== Exercise instructions ==
Look through the records below, and copy out every line that holds the string "image".

(Dataset items)
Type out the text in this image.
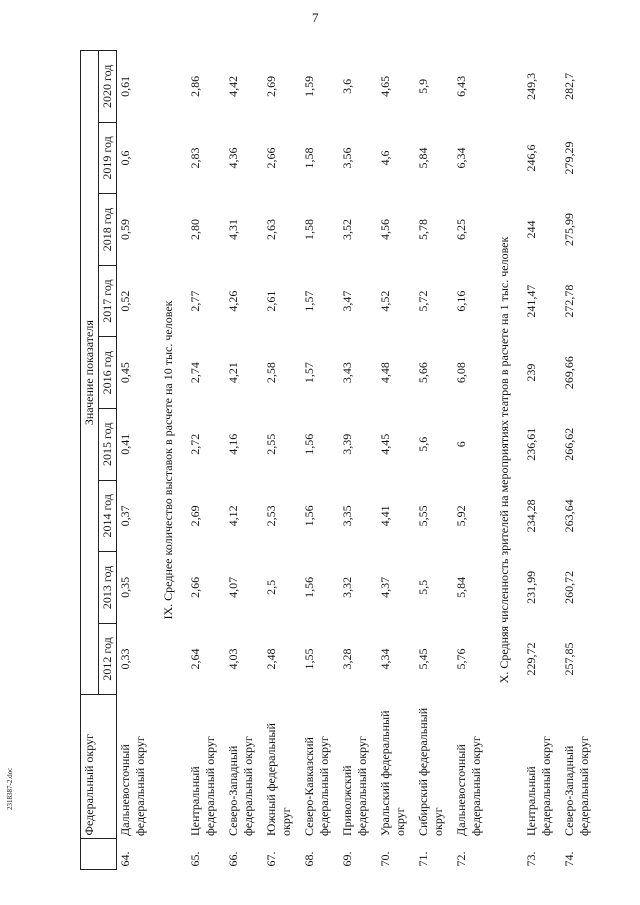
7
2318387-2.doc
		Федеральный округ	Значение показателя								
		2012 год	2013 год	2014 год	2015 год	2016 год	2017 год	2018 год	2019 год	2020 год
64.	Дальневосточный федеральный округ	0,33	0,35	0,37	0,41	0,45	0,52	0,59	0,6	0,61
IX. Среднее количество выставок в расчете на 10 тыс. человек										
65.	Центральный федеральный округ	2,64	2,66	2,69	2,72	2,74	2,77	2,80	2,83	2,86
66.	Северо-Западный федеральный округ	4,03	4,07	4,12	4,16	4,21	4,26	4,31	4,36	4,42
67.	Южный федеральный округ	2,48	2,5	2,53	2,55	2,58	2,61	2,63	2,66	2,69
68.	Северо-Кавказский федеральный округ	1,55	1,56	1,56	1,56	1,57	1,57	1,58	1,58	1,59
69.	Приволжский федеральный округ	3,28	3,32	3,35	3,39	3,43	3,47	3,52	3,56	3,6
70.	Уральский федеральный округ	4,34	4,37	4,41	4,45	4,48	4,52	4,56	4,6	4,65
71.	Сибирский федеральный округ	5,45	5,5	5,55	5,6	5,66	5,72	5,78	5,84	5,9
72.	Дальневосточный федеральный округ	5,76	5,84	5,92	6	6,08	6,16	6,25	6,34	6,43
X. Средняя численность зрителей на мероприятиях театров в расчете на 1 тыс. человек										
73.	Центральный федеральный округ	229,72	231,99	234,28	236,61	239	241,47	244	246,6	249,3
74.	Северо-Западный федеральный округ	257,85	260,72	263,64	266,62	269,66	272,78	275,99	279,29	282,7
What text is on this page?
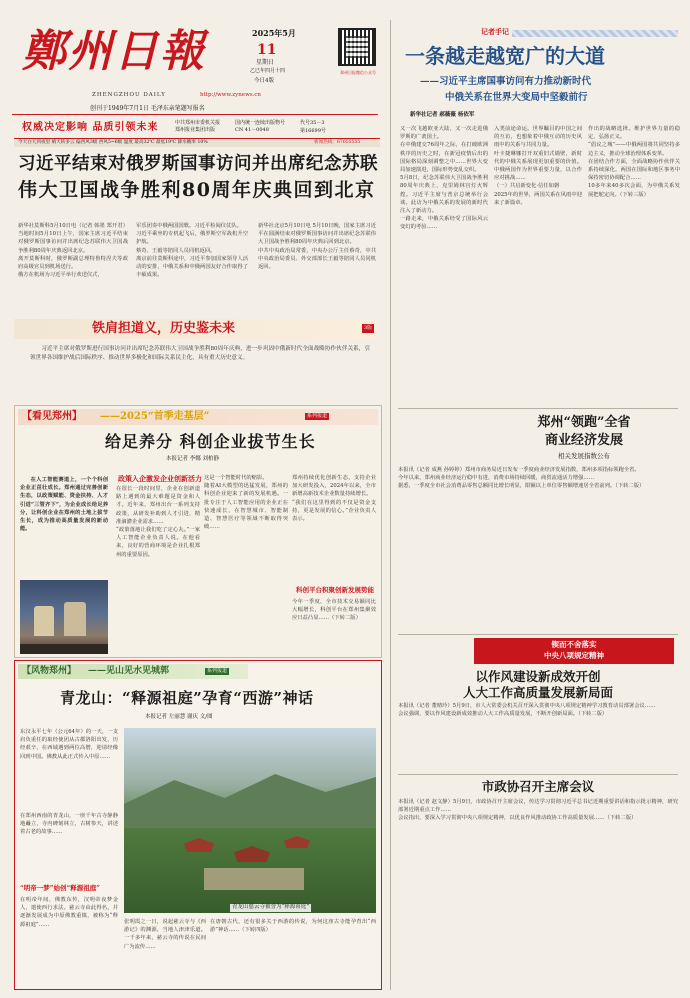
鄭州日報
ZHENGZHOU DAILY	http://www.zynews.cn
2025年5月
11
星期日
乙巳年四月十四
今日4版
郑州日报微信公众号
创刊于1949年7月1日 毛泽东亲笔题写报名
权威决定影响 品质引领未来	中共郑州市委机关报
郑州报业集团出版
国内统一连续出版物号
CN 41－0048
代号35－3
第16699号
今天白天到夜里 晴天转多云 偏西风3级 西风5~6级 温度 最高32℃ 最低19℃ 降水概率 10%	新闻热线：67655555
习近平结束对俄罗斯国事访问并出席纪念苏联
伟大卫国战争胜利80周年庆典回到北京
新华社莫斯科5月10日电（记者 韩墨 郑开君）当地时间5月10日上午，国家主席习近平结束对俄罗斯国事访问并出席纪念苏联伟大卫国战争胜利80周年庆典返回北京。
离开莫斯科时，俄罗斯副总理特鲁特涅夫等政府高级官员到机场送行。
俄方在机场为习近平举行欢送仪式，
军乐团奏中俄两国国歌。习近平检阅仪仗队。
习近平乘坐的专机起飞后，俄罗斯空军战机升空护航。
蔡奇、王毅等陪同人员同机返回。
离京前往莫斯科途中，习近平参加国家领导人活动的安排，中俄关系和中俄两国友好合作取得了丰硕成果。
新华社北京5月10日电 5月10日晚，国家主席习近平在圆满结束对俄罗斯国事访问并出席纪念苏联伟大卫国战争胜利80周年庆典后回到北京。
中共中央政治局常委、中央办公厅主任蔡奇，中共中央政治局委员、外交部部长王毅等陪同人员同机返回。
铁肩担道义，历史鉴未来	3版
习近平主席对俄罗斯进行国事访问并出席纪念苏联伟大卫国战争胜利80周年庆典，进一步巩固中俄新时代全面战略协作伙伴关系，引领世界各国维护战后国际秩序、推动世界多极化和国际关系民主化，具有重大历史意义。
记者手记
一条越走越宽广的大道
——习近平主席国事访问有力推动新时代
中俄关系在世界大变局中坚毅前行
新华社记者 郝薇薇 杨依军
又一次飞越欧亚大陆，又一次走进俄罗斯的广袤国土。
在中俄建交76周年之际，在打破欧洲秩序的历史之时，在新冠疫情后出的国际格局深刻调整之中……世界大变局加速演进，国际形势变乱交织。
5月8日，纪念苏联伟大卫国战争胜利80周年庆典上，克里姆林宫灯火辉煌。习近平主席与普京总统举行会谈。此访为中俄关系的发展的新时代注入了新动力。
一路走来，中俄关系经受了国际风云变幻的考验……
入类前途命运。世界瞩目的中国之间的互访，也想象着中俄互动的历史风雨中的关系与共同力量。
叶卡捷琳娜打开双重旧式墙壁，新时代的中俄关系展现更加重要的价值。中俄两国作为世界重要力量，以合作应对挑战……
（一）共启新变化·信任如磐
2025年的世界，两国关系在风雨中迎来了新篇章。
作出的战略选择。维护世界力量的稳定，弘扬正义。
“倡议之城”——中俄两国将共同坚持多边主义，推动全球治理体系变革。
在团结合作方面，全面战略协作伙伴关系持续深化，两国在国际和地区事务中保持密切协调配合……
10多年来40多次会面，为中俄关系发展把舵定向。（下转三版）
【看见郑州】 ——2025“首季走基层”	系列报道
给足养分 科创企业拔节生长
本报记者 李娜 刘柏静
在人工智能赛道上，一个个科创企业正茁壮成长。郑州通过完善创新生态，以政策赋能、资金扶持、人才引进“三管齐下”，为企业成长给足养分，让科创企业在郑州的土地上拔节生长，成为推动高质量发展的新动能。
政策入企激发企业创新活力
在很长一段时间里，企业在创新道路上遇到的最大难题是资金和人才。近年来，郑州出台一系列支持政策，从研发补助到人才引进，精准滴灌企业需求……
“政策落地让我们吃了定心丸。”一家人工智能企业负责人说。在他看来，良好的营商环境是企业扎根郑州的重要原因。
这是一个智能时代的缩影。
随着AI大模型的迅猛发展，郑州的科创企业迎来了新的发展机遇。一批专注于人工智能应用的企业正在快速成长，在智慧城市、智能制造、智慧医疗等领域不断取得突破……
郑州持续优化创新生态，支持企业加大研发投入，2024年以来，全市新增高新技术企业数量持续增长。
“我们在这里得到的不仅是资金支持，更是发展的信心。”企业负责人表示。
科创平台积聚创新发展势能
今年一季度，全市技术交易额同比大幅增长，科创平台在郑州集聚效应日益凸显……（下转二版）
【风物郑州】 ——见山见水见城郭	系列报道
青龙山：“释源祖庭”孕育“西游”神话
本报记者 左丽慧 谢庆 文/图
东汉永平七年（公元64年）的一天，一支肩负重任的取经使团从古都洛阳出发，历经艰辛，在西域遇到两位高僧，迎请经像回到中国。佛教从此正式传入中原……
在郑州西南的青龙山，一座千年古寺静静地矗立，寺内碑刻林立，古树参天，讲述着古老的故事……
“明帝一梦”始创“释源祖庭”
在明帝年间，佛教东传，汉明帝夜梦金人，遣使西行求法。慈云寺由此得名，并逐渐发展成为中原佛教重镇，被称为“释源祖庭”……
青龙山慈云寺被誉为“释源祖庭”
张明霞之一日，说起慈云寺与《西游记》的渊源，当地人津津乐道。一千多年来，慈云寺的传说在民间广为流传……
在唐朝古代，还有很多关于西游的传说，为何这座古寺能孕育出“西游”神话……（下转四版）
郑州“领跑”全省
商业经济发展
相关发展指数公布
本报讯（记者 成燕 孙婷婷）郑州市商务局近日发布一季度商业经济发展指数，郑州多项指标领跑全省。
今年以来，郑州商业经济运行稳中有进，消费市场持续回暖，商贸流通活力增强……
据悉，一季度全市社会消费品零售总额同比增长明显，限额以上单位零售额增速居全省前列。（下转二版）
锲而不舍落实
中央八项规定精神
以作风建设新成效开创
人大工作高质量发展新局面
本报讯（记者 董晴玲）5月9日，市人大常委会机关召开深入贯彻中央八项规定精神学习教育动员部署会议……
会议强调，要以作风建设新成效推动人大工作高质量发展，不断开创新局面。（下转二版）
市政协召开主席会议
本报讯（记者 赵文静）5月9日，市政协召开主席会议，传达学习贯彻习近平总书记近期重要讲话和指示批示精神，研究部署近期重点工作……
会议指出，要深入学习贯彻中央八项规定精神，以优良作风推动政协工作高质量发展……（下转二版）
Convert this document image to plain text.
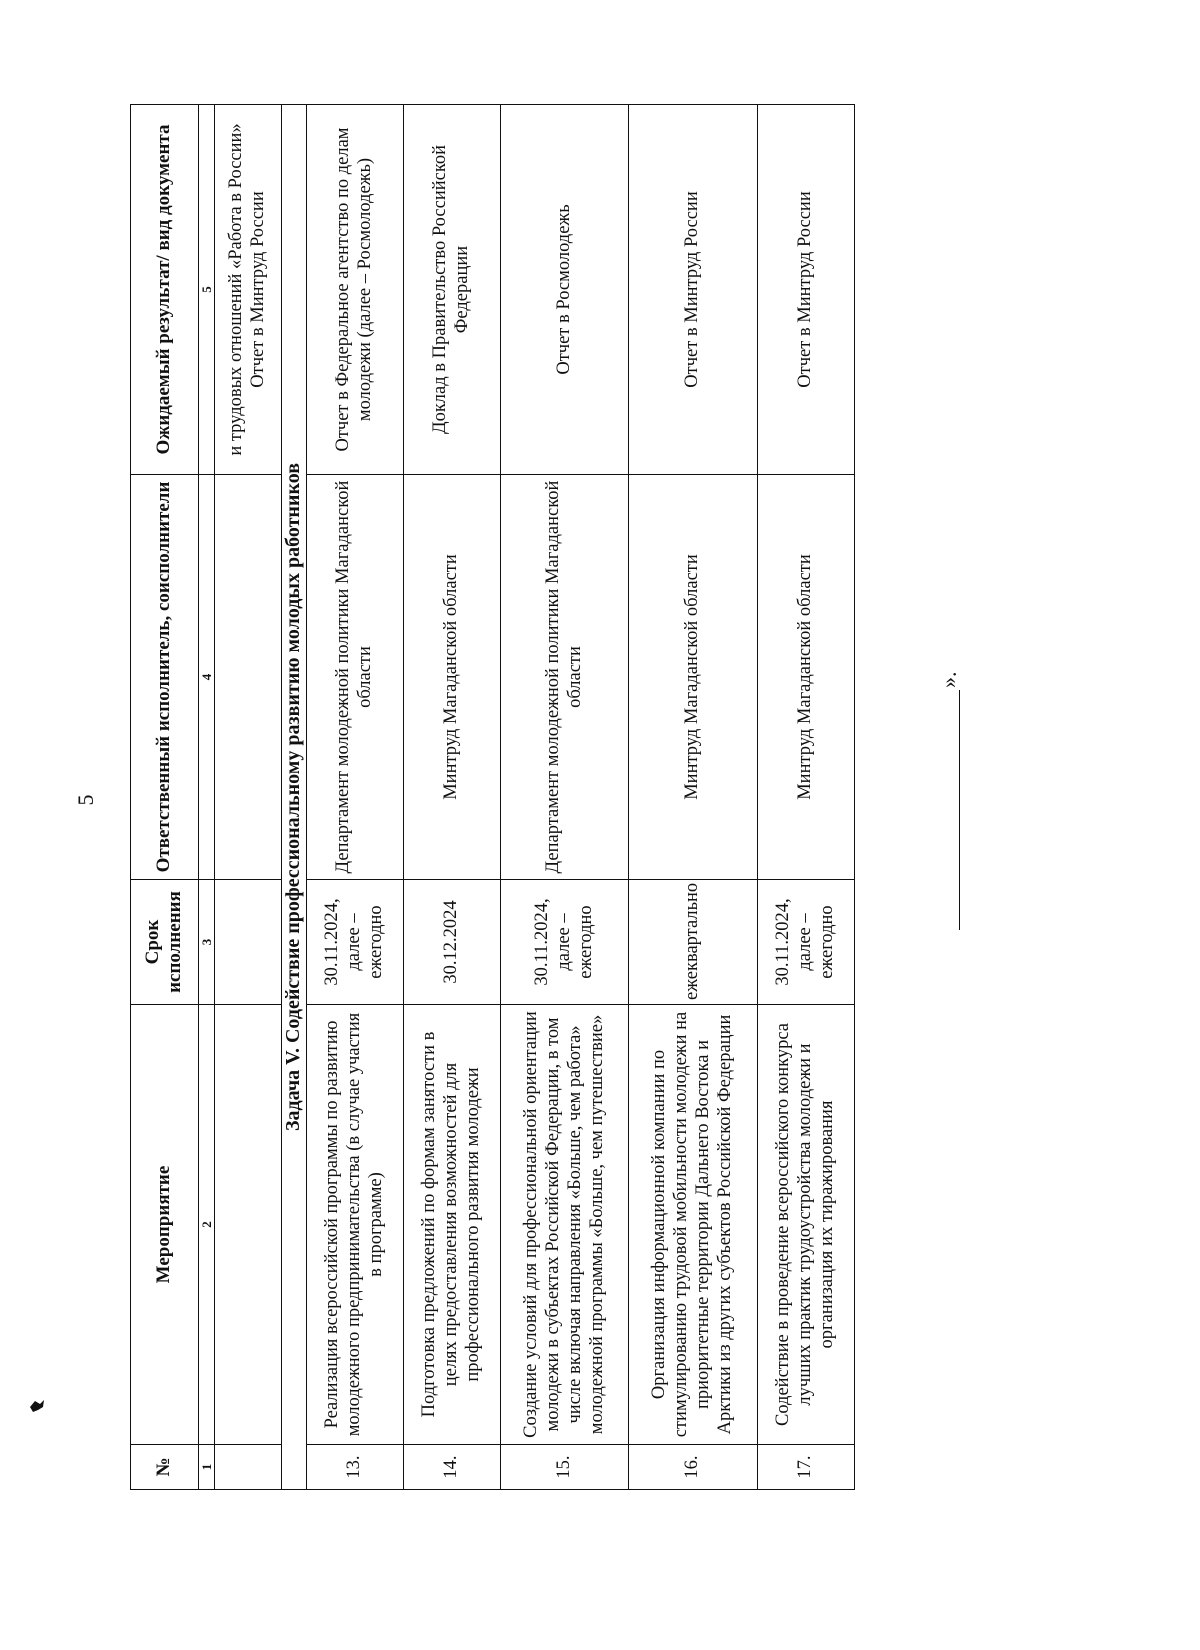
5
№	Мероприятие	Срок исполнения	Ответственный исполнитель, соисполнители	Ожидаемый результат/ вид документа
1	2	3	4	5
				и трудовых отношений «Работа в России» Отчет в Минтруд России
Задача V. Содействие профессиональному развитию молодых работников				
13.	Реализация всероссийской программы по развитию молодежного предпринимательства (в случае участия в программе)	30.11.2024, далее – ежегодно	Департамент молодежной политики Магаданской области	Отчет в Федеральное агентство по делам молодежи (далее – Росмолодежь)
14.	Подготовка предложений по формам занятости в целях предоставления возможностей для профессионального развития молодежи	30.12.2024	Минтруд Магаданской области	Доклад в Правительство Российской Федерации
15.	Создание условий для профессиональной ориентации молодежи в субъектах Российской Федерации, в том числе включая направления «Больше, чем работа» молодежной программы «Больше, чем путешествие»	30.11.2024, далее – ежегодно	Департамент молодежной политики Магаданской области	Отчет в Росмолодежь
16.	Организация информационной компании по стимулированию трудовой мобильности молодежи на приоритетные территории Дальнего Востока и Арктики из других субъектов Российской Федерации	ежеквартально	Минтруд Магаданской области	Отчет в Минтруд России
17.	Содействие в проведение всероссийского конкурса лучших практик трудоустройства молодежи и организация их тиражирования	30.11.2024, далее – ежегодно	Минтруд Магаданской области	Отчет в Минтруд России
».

== Answer to the exercise ==
Type out the text in this image.
Convert this document image to plain text.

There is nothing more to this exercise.